• _GOAL_: Gather each line of the entries below that includes "Note".

[Records from a collection]

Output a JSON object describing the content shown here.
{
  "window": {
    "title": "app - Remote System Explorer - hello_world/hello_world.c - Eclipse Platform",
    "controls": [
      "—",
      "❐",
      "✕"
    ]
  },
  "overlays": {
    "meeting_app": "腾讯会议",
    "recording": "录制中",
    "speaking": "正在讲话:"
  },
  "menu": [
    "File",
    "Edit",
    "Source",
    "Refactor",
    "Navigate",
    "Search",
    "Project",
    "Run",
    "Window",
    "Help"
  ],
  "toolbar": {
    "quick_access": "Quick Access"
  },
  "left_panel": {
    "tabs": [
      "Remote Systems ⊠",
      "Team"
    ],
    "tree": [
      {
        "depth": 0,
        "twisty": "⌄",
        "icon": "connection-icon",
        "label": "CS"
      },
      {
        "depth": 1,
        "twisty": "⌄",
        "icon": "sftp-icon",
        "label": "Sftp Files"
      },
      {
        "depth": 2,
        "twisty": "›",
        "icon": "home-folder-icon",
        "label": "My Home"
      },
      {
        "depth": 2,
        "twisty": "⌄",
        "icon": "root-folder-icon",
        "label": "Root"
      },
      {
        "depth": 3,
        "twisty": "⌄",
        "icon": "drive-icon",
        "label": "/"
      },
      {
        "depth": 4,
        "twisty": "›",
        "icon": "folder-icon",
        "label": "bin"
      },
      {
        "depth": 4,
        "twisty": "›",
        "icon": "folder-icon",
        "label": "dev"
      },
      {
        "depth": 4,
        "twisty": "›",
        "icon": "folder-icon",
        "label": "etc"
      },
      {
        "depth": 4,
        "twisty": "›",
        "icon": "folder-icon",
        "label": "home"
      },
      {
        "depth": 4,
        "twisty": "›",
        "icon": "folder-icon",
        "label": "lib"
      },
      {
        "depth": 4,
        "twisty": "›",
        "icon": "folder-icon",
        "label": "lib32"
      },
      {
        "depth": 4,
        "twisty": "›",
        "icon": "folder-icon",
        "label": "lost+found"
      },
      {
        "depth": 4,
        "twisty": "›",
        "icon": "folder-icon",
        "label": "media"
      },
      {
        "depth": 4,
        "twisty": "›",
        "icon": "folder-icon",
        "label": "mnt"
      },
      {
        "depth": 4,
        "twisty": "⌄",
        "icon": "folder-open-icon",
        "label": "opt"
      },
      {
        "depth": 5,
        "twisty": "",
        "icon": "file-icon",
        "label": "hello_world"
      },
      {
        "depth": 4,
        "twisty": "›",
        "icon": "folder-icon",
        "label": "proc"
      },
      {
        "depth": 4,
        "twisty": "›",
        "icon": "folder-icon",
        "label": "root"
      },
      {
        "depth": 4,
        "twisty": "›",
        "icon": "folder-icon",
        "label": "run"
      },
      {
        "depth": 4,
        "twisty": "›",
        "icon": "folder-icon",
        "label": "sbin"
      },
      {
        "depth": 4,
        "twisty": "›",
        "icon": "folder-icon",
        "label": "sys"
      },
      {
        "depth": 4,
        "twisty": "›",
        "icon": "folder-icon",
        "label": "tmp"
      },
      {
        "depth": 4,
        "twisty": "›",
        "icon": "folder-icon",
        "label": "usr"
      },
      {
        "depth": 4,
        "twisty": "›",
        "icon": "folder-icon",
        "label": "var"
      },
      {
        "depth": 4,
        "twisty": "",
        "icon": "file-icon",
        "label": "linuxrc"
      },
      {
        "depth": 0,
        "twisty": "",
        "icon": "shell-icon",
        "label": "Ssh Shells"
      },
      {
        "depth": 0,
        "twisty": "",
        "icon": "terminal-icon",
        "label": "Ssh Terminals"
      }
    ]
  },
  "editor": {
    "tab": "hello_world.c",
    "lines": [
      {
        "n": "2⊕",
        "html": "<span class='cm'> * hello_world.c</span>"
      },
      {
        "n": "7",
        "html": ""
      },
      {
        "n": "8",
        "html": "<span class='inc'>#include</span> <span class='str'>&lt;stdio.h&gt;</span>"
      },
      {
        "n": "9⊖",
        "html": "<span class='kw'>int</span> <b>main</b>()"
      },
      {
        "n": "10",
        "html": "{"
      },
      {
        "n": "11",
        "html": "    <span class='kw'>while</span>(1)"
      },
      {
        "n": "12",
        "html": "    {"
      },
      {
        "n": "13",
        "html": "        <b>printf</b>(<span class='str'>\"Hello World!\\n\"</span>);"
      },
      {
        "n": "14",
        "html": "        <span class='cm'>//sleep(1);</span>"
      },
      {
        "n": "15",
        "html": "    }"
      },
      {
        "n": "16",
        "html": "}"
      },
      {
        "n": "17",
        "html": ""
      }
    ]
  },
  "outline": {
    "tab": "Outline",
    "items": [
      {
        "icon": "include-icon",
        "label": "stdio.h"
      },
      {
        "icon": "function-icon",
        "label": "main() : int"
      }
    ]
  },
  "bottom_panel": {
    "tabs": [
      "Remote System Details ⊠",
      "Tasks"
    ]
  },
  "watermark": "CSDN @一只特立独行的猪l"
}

==

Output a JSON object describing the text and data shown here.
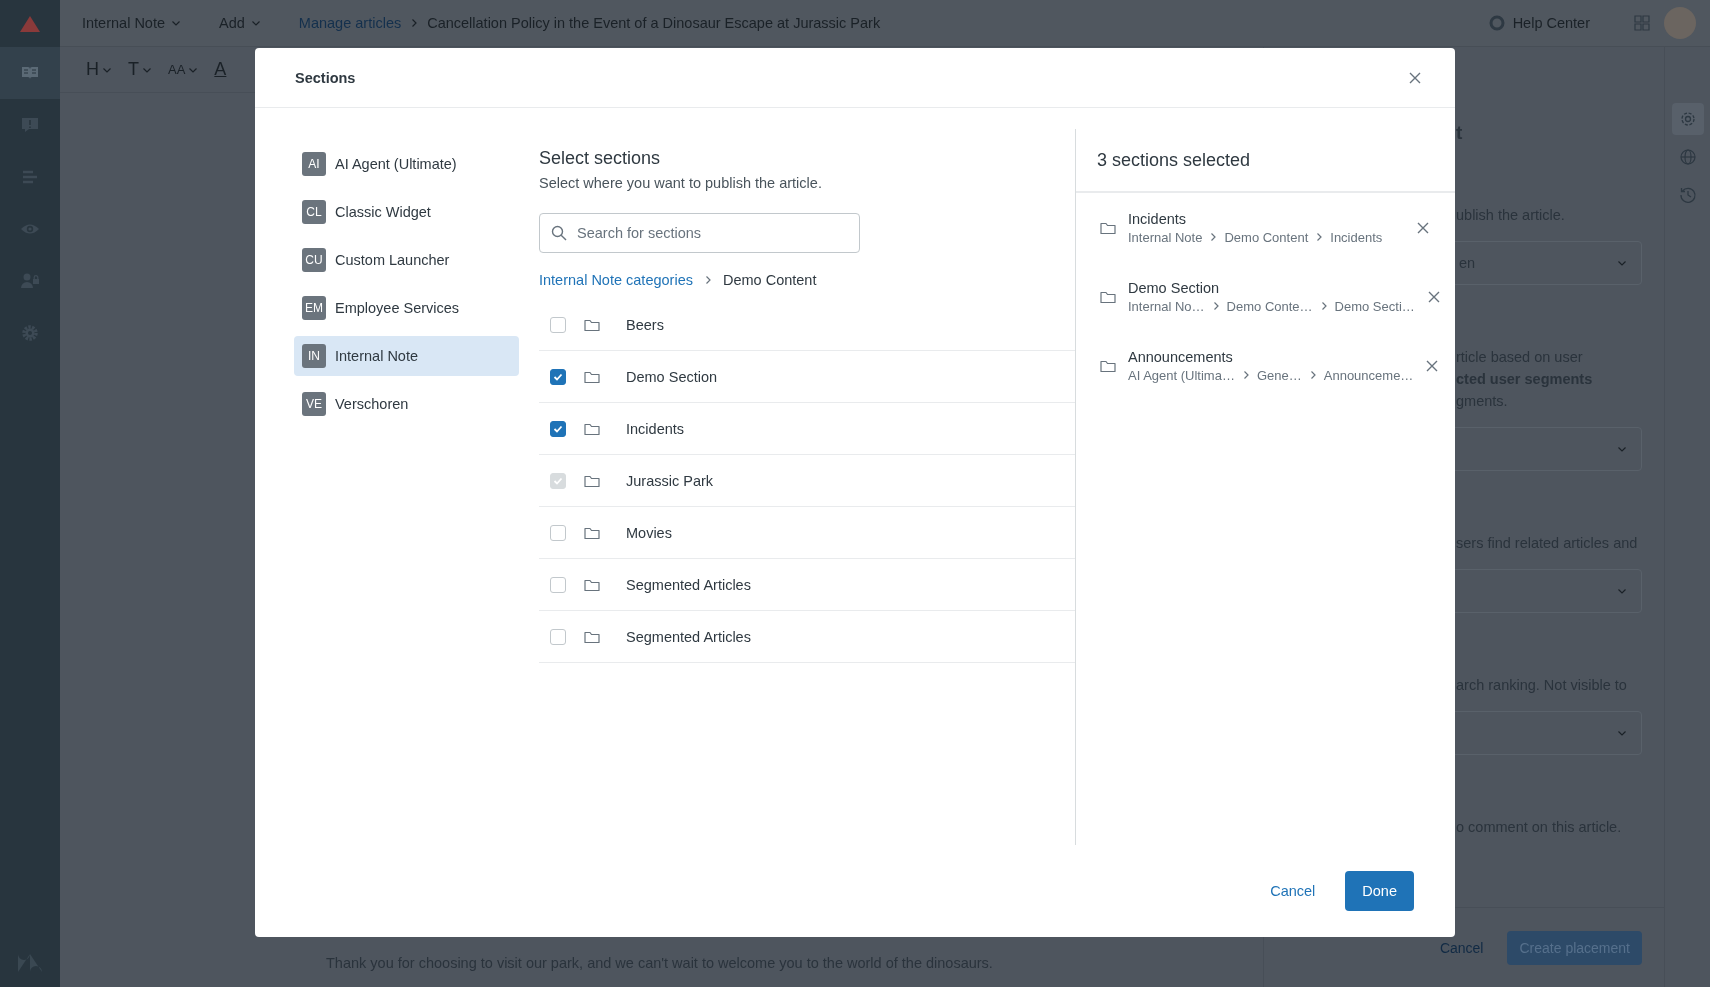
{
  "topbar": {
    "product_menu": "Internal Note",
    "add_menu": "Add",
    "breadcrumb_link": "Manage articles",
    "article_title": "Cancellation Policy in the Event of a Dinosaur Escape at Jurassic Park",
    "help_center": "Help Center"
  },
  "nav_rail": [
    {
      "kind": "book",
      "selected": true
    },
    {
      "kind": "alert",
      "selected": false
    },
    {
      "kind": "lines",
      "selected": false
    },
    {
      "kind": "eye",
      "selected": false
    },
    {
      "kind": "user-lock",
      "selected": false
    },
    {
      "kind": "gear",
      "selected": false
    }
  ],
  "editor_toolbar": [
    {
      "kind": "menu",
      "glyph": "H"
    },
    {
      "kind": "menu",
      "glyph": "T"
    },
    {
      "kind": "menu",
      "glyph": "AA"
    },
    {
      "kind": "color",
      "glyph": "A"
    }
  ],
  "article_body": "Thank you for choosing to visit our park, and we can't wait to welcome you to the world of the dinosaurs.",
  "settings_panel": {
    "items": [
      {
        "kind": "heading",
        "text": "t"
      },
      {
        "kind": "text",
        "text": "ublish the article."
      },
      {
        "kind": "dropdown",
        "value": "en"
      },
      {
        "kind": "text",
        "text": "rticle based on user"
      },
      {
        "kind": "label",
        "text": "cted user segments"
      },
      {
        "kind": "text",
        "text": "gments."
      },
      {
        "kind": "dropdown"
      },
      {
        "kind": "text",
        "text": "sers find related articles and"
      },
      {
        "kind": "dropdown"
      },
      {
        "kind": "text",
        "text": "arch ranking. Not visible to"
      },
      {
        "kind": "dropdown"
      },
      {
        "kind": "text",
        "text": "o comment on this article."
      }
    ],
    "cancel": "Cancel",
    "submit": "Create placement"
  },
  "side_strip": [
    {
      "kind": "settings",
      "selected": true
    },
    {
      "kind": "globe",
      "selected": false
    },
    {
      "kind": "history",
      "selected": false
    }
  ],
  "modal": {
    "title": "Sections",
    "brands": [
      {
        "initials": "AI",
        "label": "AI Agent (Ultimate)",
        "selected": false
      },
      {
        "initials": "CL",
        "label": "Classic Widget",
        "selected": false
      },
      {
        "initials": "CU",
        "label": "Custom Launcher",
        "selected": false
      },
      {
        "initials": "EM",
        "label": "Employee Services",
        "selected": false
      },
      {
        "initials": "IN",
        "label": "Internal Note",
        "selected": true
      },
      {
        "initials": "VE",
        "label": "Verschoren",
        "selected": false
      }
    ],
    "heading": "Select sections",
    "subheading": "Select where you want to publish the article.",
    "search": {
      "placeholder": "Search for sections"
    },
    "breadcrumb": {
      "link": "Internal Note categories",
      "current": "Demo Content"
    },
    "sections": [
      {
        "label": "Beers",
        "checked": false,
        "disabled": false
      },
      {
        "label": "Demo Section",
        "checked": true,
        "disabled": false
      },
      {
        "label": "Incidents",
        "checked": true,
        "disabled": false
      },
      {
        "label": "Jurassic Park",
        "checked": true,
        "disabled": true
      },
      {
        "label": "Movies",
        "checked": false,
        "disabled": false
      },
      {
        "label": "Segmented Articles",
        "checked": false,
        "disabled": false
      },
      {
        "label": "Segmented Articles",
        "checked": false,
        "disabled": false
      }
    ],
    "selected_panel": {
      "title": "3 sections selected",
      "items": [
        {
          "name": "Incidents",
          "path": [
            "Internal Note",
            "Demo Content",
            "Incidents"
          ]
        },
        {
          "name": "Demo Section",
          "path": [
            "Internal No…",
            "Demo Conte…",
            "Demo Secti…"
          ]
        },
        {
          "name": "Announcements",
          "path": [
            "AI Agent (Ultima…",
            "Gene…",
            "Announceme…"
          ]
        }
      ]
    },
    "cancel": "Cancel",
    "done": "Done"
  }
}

• _FINAL ANSWER_:
    "product_menu": "Internal Note",
        "label": "Internal Note",
      "link": "Internal Note categories",
            "Internal Note",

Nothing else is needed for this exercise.